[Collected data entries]

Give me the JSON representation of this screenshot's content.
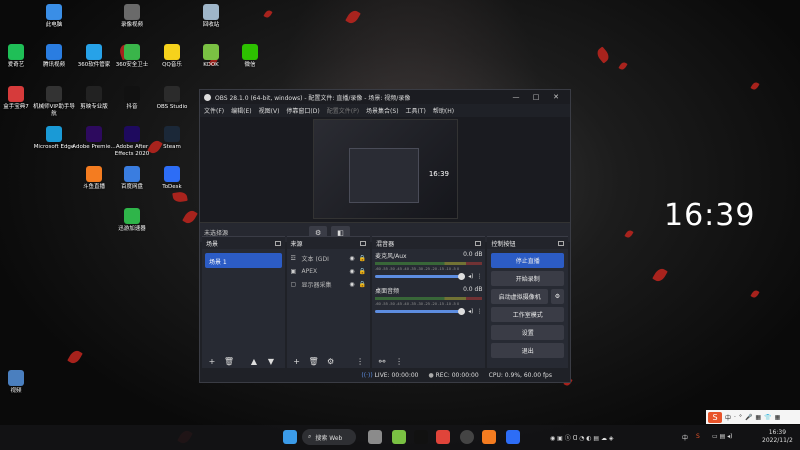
{
  "desktop": {
    "icons": [
      {
        "label": "此电脑",
        "color": "#3a8ee6"
      },
      {
        "label": "录像视频",
        "color": "#6a6a6a"
      },
      {
        "label": "回收站",
        "color": "#9fb6c9"
      },
      {
        "label": "爱奇艺",
        "color": "#1fbf57"
      },
      {
        "label": "腾讯视频",
        "color": "#2a7de1"
      },
      {
        "label": "360软件管家",
        "color": "#27a2e8"
      },
      {
        "label": "360安全卫士",
        "color": "#3ab54a"
      },
      {
        "label": "QQ音乐",
        "color": "#f6d21c"
      },
      {
        "label": "KOOK",
        "color": "#7ac143"
      },
      {
        "label": "微信",
        "color": "#2dc100"
      },
      {
        "label": "盒手宝典7",
        "color": "#d63b3b"
      },
      {
        "label": "机械师VIP助手导航",
        "color": "#333333"
      },
      {
        "label": "剪映专业版",
        "color": "#222222"
      },
      {
        "label": "抖音",
        "color": "#111111"
      },
      {
        "label": "OBS Studio",
        "color": "#2b2b2b"
      },
      {
        "label": "Microsoft Edge",
        "color": "#1a9ad6"
      },
      {
        "label": "Adobe Premie...",
        "color": "#2d0a5e"
      },
      {
        "label": "Adobe After Effects 2020",
        "color": "#1e0a5e"
      },
      {
        "label": "Steam",
        "color": "#1b2838"
      },
      {
        "label": "斗鱼直播",
        "color": "#f47c20"
      },
      {
        "label": "百度网盘",
        "color": "#3a7de0"
      },
      {
        "label": "ToDesk",
        "color": "#2d6df6"
      },
      {
        "label": "迅游加速器",
        "color": "#2fb54a"
      },
      {
        "label": "视频",
        "color": "#4a7fbf"
      }
    ],
    "clock": "16:39"
  },
  "obs": {
    "title": "OBS 28.1.0 (64-bit, windows) - 配置文件: 直播/录像 - 场景: 视频/录像",
    "window_buttons": [
      "—",
      "□",
      "✕"
    ],
    "menu": [
      "文件(F)",
      "编辑(E)",
      "视图(V)",
      "停靠窗口(D)",
      "配置文件(P)",
      "场景集合(S)",
      "工具(T)",
      "帮助(H)"
    ],
    "preview_time": "16:39",
    "source_bar": {
      "text": "未选择源",
      "gear": "⚙",
      "filter": "◧"
    },
    "scenes": {
      "header": "场景",
      "items": [
        "场景 1"
      ]
    },
    "sources": {
      "header": "来源",
      "items": [
        {
          "icon": "☲",
          "name": "文本 (GDI",
          "eye": "◉",
          "lock": "🔒"
        },
        {
          "icon": "▣",
          "name": "APEX",
          "eye": "◉",
          "lock": "🔒"
        },
        {
          "icon": "▢",
          "name": "显示器采集",
          "eye": "◉",
          "lock": "🔒"
        }
      ]
    },
    "mixer": {
      "header": "混音器",
      "ticks": "-60 -55 -50 -45 -40 -35 -30 -25 -20 -15 -10 -5 0",
      "channels": [
        {
          "name": "麦克风/Aux",
          "db": "0.0 dB",
          "level": 0.98
        },
        {
          "name": "桌面音频",
          "db": "0.0 dB",
          "level": 0.98
        }
      ]
    },
    "controls": {
      "header": "控制按钮",
      "buttons": [
        "停止直播",
        "开始录制",
        "启动虚拟摄像机",
        "工作室模式",
        "设置",
        "退出"
      ]
    },
    "status": {
      "live": "LIVE: 00:00:00",
      "rec": "REC: 00:00:00",
      "cpu": "CPU: 0.9%, 60.00 fps"
    }
  },
  "taskbar": {
    "search": "搜索 Web",
    "lang": "中",
    "time": "16:39",
    "date": "2022/11/2"
  },
  "ime": {
    "logo": "S",
    "items": [
      "中",
      "·",
      "°",
      "🎤",
      "▦",
      "👕",
      "▦"
    ]
  }
}
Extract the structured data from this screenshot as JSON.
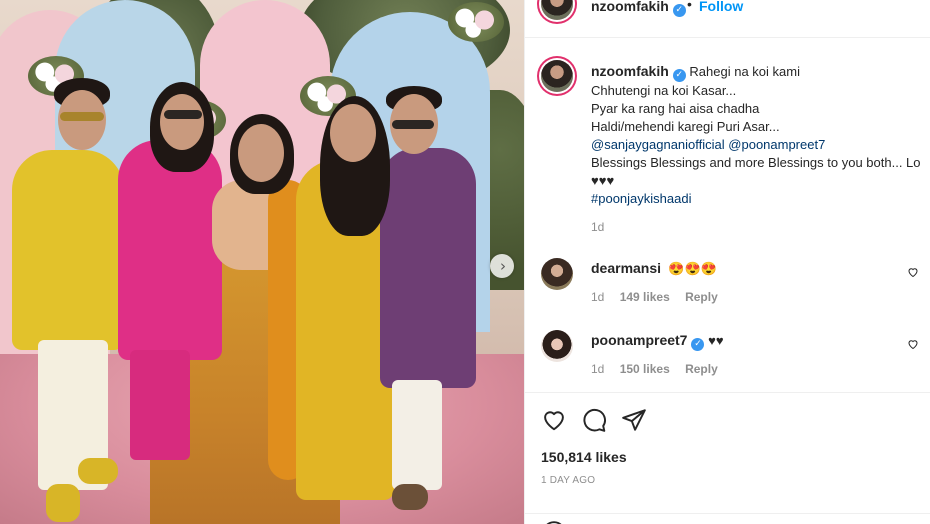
{
  "post": {
    "username": "nzoomfakih",
    "follow_label": "Follow",
    "separator": "•",
    "verified_glyph": "✓",
    "carousel_next_glyph": "›"
  },
  "caption": {
    "username": "nzoomfakih",
    "lines": [
      "Rahegi na koi kami",
      "Chhutengi na koi Kasar...",
      "Pyar ka rang hai aisa chadha",
      "Haldi/mehendi karegi Puri Asar..."
    ],
    "mention_1": "@sanjaygagnaniofficial",
    "mention_2": "@poonampreet7",
    "blessings": "Blessings Blessings and more Blessings to you both... Lo",
    "hearts": "♥♥♥",
    "hashtag": "#poonjaykishaadi",
    "time": "1d"
  },
  "comments": [
    {
      "username": "dearmansi",
      "text": "😍😍😍",
      "time": "1d",
      "likes": "149 likes",
      "reply": "Reply"
    },
    {
      "username": "poonampreet7",
      "text": "♥♥",
      "time": "1d",
      "likes": "150 likes",
      "reply": "Reply"
    }
  ],
  "actions": {
    "likes": "150,814 likes",
    "posted": "1 DAY AGO"
  },
  "icons": {
    "like": "heart-icon",
    "comment": "comment-icon",
    "share": "share-icon",
    "verified": "verified-badge-icon",
    "carousel": "chevron-right-icon"
  },
  "colors": {
    "link_blue": "#0095f6",
    "verified_blue": "#3897f0",
    "mention_navy": "#00376b",
    "muted": "#8e8e8e",
    "text": "#262626"
  }
}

WHAT YOU HAVE TO DO
Repeat every record above exactly, but leave out any pictures.

FINAL RESULT
Give me the JSON representation of this screenshot's content.
{
  "desktop": {
    "icons": [
      {
        "label": "此电脑",
        "color": "#3a8ee6"
      },
      {
        "label": "录像视频",
        "color": "#6a6a6a"
      },
      {
        "label": "回收站",
        "color": "#9fb6c9"
      },
      {
        "label": "爱奇艺",
        "color": "#1fbf57"
      },
      {
        "label": "腾讯视频",
        "color": "#2a7de1"
      },
      {
        "label": "360软件管家",
        "color": "#27a2e8"
      },
      {
        "label": "360安全卫士",
        "color": "#3ab54a"
      },
      {
        "label": "QQ音乐",
        "color": "#f6d21c"
      },
      {
        "label": "KOOK",
        "color": "#7ac143"
      },
      {
        "label": "微信",
        "color": "#2dc100"
      },
      {
        "label": "盒手宝典7",
        "color": "#d63b3b"
      },
      {
        "label": "机械师VIP助手导航",
        "color": "#333333"
      },
      {
        "label": "剪映专业版",
        "color": "#222222"
      },
      {
        "label": "抖音",
        "color": "#111111"
      },
      {
        "label": "OBS Studio",
        "color": "#2b2b2b"
      },
      {
        "label": "Microsoft Edge",
        "color": "#1a9ad6"
      },
      {
        "label": "Adobe Premie...",
        "color": "#2d0a5e"
      },
      {
        "label": "Adobe After Effects 2020",
        "color": "#1e0a5e"
      },
      {
        "label": "Steam",
        "color": "#1b2838"
      },
      {
        "label": "斗鱼直播",
        "color": "#f47c20"
      },
      {
        "label": "百度网盘",
        "color": "#3a7de0"
      },
      {
        "label": "ToDesk",
        "color": "#2d6df6"
      },
      {
        "label": "迅游加速器",
        "color": "#2fb54a"
      },
      {
        "label": "视频",
        "color": "#4a7fbf"
      }
    ],
    "clock": "16:39"
  },
  "obs": {
    "title": "OBS 28.1.0 (64-bit, windows) - 配置文件: 直播/录像 - 场景: 视频/录像",
    "window_buttons": [
      "—",
      "□",
      "✕"
    ],
    "menu": [
      "文件(F)",
      "编辑(E)",
      "视图(V)",
      "停靠窗口(D)",
      "配置文件(P)",
      "场景集合(S)",
      "工具(T)",
      "帮助(H)"
    ],
    "preview_time": "16:39",
    "source_bar": {
      "text": "未选择源",
      "gear": "⚙",
      "filter": "◧"
    },
    "scenes": {
      "header": "场景",
      "items": [
        "场景 1"
      ]
    },
    "sources": {
      "header": "来源",
      "items": [
        {
          "icon": "☲",
          "name": "文本 (GDI",
          "eye": "◉",
          "lock": "🔒"
        },
        {
          "icon": "▣",
          "name": "APEX",
          "eye": "◉",
          "lock": "🔒"
        },
        {
          "icon": "▢",
          "name": "显示器采集",
          "eye": "◉",
          "lock": "🔒"
        }
      ]
    },
    "mixer": {
      "header": "混音器",
      "ticks": "-60 -55 -50 -45 -40 -35 -30 -25 -20 -15 -10 -5 0",
      "channels": [
        {
          "name": "麦克风/Aux",
          "db": "0.0 dB",
          "level": 0.98
        },
        {
          "name": "桌面音频",
          "db": "0.0 dB",
          "level": 0.98
        }
      ]
    },
    "controls": {
      "header": "控制按钮",
      "buttons": [
        "停止直播",
        "开始录制",
        "启动虚拟摄像机",
        "工作室模式",
        "设置",
        "退出"
      ]
    },
    "status": {
      "live": "LIVE: 00:00:00",
      "rec": "REC: 00:00:00",
      "cpu": "CPU: 0.9%, 60.00 fps"
    }
  },
  "taskbar": {
    "search": "搜索 Web",
    "lang": "中",
    "time": "16:39",
    "date": "2022/11/2"
  },
  "ime": {
    "logo": "S",
    "items": [
      "中",
      "·",
      "°",
      "🎤",
      "▦",
      "👕",
      "▦"
    ]
  }
}
Extract the structured data from this screenshot as JSON.
{
  "post": {
    "username": "nzoomfakih",
    "follow_label": "Follow",
    "separator": "•",
    "verified_glyph": "✓",
    "carousel_next_glyph": "›"
  },
  "caption": {
    "username": "nzoomfakih",
    "lines": [
      "Rahegi na koi kami",
      "Chhutengi na koi Kasar...",
      "Pyar ka rang hai aisa chadha",
      "Haldi/mehendi karegi Puri Asar..."
    ],
    "mention_1": "@sanjaygagnaniofficial",
    "mention_2": "@poonampreet7",
    "blessings": "Blessings Blessings and more Blessings to you both... Lo",
    "hearts": "♥♥♥",
    "hashtag": "#poonjaykishaadi",
    "time": "1d"
  },
  "comments": [
    {
      "username": "dearmansi",
      "text": "😍😍😍",
      "time": "1d",
      "likes": "149 likes",
      "reply": "Reply"
    },
    {
      "username": "poonampreet7",
      "text": "♥♥",
      "time": "1d",
      "likes": "150 likes",
      "reply": "Reply"
    }
  ],
  "actions": {
    "likes": "150,814 likes",
    "posted": "1 DAY AGO"
  },
  "icons": {
    "like": "heart-icon",
    "comment": "comment-icon",
    "share": "share-icon",
    "verified": "verified-badge-icon",
    "carousel": "chevron-right-icon"
  },
  "colors": {
    "link_blue": "#0095f6",
    "verified_blue": "#3897f0",
    "mention_navy": "#00376b",
    "muted": "#8e8e8e",
    "text": "#262626"
  }
}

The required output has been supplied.